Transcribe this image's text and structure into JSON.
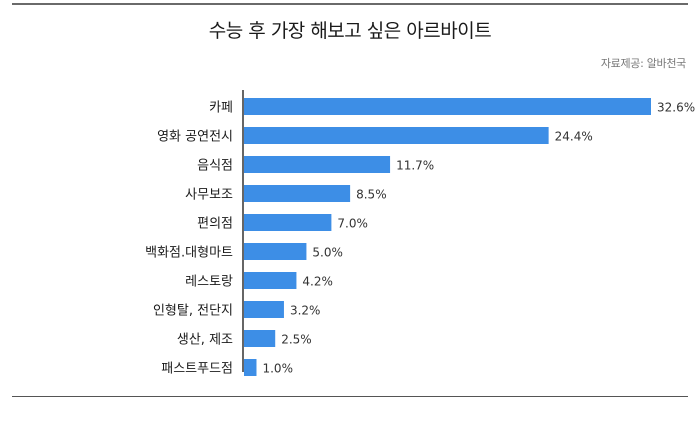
{
  "title": "수능 후 가장 해보고 싶은 아르바이트",
  "source": "자료제공: 알바천국",
  "colors": {
    "bar": "#3d8ee6",
    "axis": "#333333"
  },
  "chart_data": {
    "type": "bar",
    "orientation": "horizontal",
    "title": "수능 후 가장 해보고 싶은 아르바이트",
    "categories": [
      "카페",
      "영화 공연전시",
      "음식점",
      "사무보조",
      "편의점",
      "백화점.대형마트",
      "레스토랑",
      "인형탈, 전단지",
      "생산, 제조",
      "패스트푸드점"
    ],
    "values": [
      32.6,
      24.4,
      11.7,
      8.5,
      7.0,
      5.0,
      4.2,
      3.2,
      2.5,
      1.0
    ],
    "value_labels": [
      "32.6%",
      "24.4%",
      "11.7%",
      "8.5%",
      "7.0%",
      "5.0%",
      "4.2%",
      "3.2%",
      "2.5%",
      "1.0%"
    ],
    "unit": "%",
    "xlim": [
      0,
      32.6
    ],
    "grid": false,
    "legend": "none"
  }
}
=-=-=-=-=
- _Requirement_:
Repeat each record exactly as shown above, dropping all images.

- _Solution for this problem_:
Transcribe this image's text and structure into JSON.
{
  "title": "수능 후 가장 해보고 싶은 아르바이트",
  "source": "자료제공: 알바천국",
  "colors": {
    "bar": "#3d8ee6",
    "axis": "#333333"
  },
  "chart_data": {
    "type": "bar",
    "orientation": "horizontal",
    "title": "수능 후 가장 해보고 싶은 아르바이트",
    "categories": [
      "카페",
      "영화 공연전시",
      "음식점",
      "사무보조",
      "편의점",
      "백화점.대형마트",
      "레스토랑",
      "인형탈, 전단지",
      "생산, 제조",
      "패스트푸드점"
    ],
    "values": [
      32.6,
      24.4,
      11.7,
      8.5,
      7.0,
      5.0,
      4.2,
      3.2,
      2.5,
      1.0
    ],
    "value_labels": [
      "32.6%",
      "24.4%",
      "11.7%",
      "8.5%",
      "7.0%",
      "5.0%",
      "4.2%",
      "3.2%",
      "2.5%",
      "1.0%"
    ],
    "unit": "%",
    "xlim": [
      0,
      32.6
    ],
    "grid": false,
    "legend": "none"
  }
}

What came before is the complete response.